### Work required
Quote exactly, and only, the lines from the one containing "What text is on this page?" through the end of the material below. Skip pictures.

### Data provided
● ● ●

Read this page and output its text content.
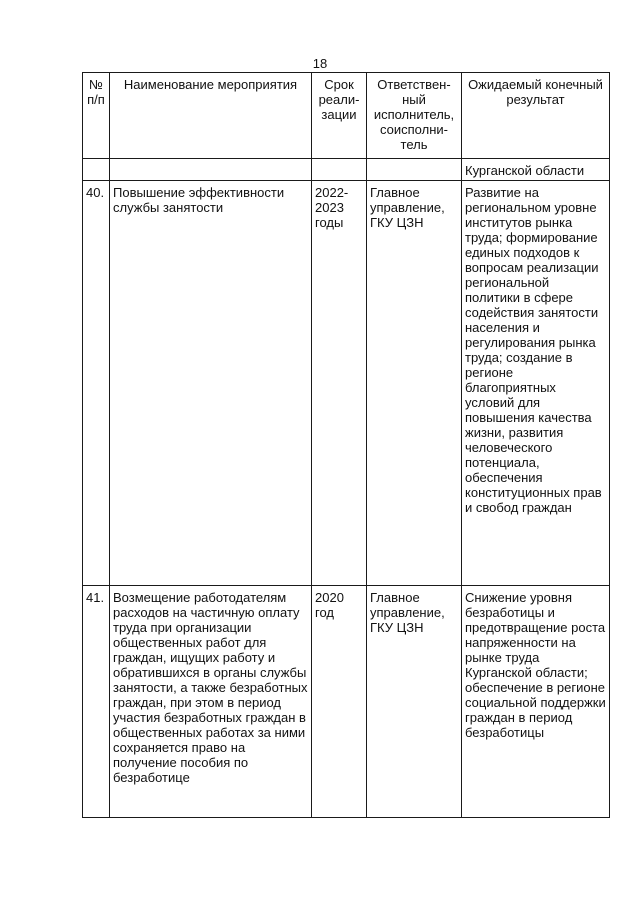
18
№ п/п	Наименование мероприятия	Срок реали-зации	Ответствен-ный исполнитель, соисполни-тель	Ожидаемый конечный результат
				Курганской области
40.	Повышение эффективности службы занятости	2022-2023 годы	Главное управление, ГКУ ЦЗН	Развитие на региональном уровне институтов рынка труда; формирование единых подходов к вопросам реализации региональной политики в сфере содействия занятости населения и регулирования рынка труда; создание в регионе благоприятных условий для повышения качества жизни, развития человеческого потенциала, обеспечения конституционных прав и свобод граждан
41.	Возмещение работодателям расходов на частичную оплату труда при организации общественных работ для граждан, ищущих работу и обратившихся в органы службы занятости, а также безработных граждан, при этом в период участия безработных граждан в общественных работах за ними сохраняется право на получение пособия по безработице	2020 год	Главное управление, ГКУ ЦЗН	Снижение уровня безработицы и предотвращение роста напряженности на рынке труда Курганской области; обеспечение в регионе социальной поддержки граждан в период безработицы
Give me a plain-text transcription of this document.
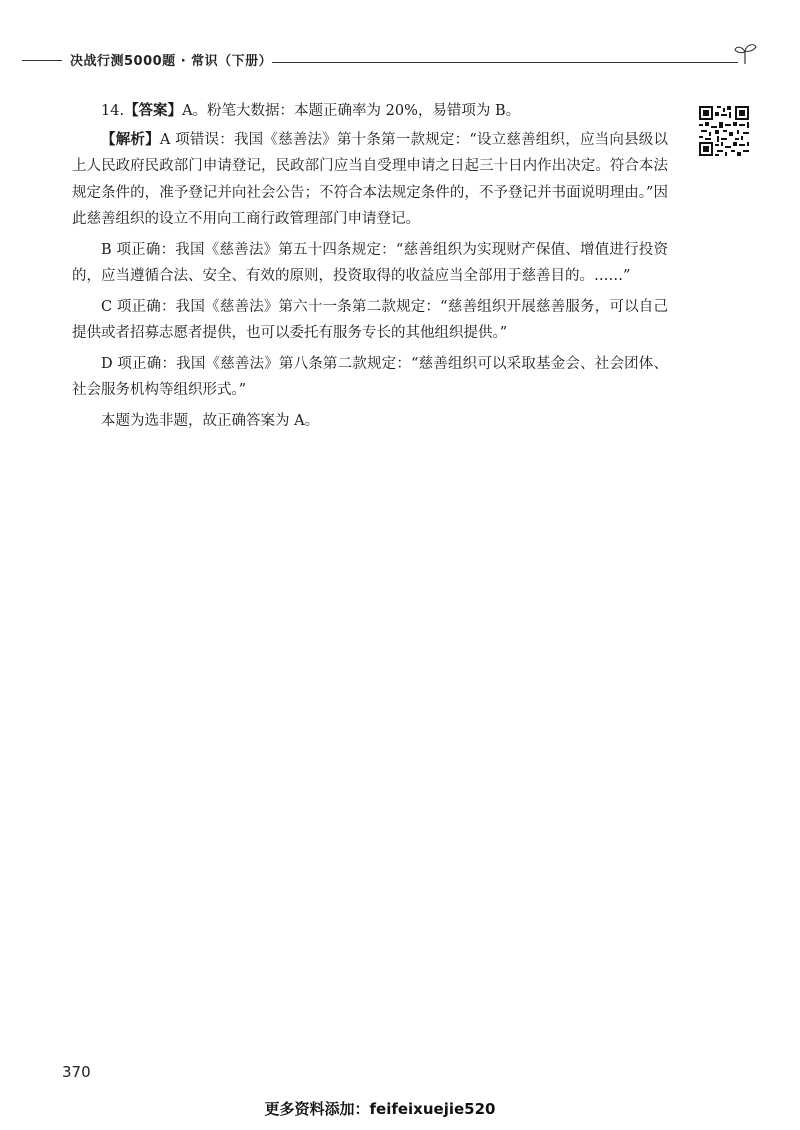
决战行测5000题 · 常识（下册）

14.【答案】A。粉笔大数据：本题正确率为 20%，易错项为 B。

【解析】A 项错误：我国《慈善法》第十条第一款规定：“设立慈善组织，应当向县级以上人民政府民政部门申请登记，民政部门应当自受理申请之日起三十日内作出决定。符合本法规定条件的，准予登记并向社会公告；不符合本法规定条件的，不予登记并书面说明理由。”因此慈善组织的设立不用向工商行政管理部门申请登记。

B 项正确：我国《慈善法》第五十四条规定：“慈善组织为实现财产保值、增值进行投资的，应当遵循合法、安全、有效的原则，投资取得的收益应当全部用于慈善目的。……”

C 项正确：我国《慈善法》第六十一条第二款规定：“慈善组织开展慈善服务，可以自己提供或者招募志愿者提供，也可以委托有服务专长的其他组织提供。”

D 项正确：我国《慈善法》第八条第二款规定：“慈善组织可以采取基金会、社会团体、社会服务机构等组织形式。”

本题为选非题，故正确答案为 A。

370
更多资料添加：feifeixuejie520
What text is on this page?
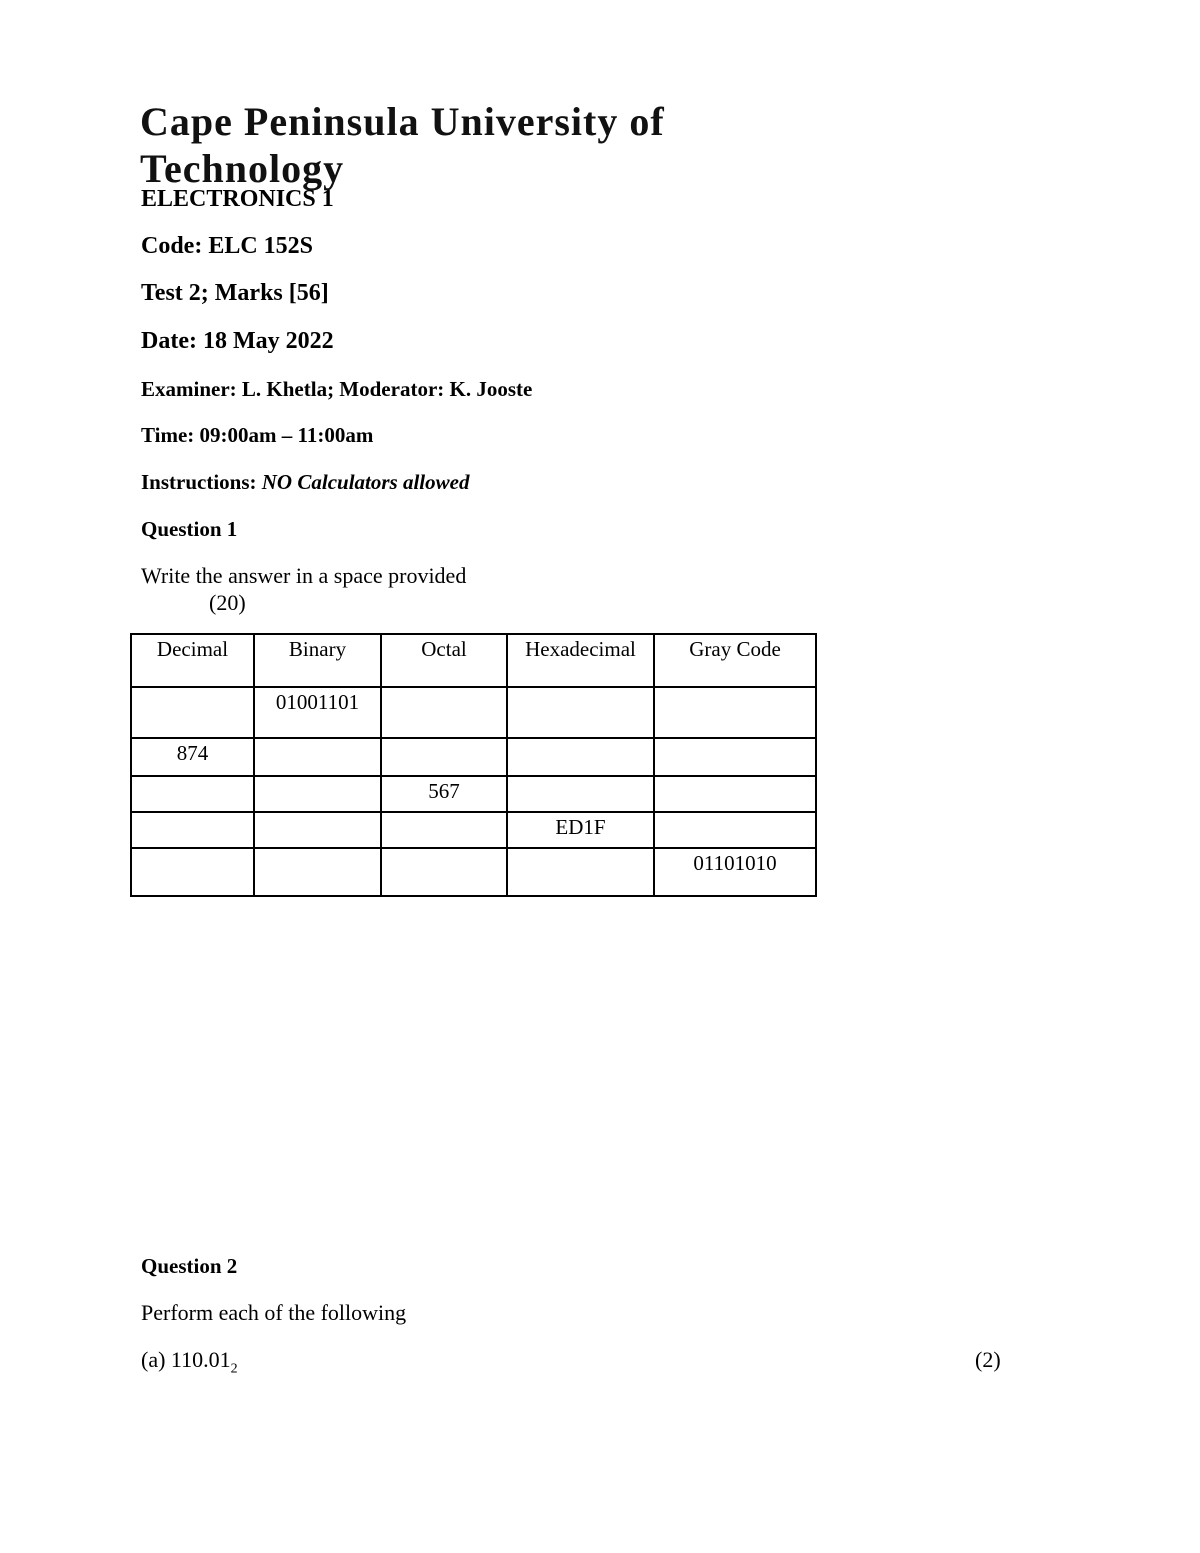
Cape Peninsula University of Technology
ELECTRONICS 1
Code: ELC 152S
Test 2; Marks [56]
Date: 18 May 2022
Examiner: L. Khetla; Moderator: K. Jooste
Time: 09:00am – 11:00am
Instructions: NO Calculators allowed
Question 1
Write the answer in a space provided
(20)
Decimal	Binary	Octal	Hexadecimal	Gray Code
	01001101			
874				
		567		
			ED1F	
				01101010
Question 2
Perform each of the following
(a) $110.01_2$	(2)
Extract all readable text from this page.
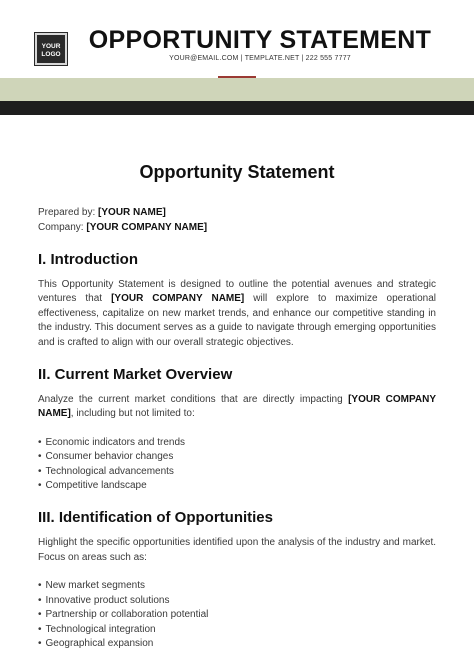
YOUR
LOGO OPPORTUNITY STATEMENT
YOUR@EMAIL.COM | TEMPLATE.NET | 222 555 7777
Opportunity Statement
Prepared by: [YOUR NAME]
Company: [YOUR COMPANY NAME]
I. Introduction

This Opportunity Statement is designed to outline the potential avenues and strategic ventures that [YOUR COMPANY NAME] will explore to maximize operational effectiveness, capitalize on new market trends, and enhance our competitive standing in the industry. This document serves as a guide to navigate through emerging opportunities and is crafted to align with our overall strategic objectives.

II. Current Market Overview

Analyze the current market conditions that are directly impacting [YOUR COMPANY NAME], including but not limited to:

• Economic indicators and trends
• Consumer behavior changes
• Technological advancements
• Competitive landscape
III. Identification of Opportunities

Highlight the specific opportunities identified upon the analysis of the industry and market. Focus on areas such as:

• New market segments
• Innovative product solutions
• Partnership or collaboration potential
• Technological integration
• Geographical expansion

● ● ●

### Written answer
What text is on this page?
Cape Peninsula University of Technology
ELECTRONICS 1
Code: ELC 152S
Test 2; Marks [56]
Date: 18 May 2022
Examiner: L. Khetla; Moderator: K. Jooste
Time: 09:00am – 11:00am
Instructions: NO Calculators allowed
Question 1
Write the answer in a space provided
(20)
Decimal	Binary	Octal	Hexadecimal	Gray Code
	01001101			
874				
		567		
			ED1F	
				01101010
Question 2
Perform each of the following
(a) $110.01_2$	(2)
Extract all readable text from this page.
YOUR
LOGO OPPORTUNITY STATEMENT
YOUR@EMAIL.COM | TEMPLATE.NET | 222 555 7777
Opportunity Statement
Prepared by: [YOUR NAME]
Company: [YOUR COMPANY NAME]
I. Introduction

This Opportunity Statement is designed to outline the potential avenues and strategic ventures that [YOUR COMPANY NAME] will explore to maximize operational effectiveness, capitalize on new market trends, and enhance our competitive standing in the industry. This document serves as a guide to navigate through emerging opportunities and is crafted to align with our overall strategic objectives.

II. Current Market Overview

Analyze the current market conditions that are directly impacting [YOUR COMPANY NAME], including but not limited to:

• Economic indicators and trends
• Consumer behavior changes
• Technological advancements
• Competitive landscape
III. Identification of Opportunities

Highlight the specific opportunities identified upon the analysis of the industry and market. Focus on areas such as:

• New market segments
• Innovative product solutions
• Partnership or collaboration potential
• Technological integration
• Geographical expansion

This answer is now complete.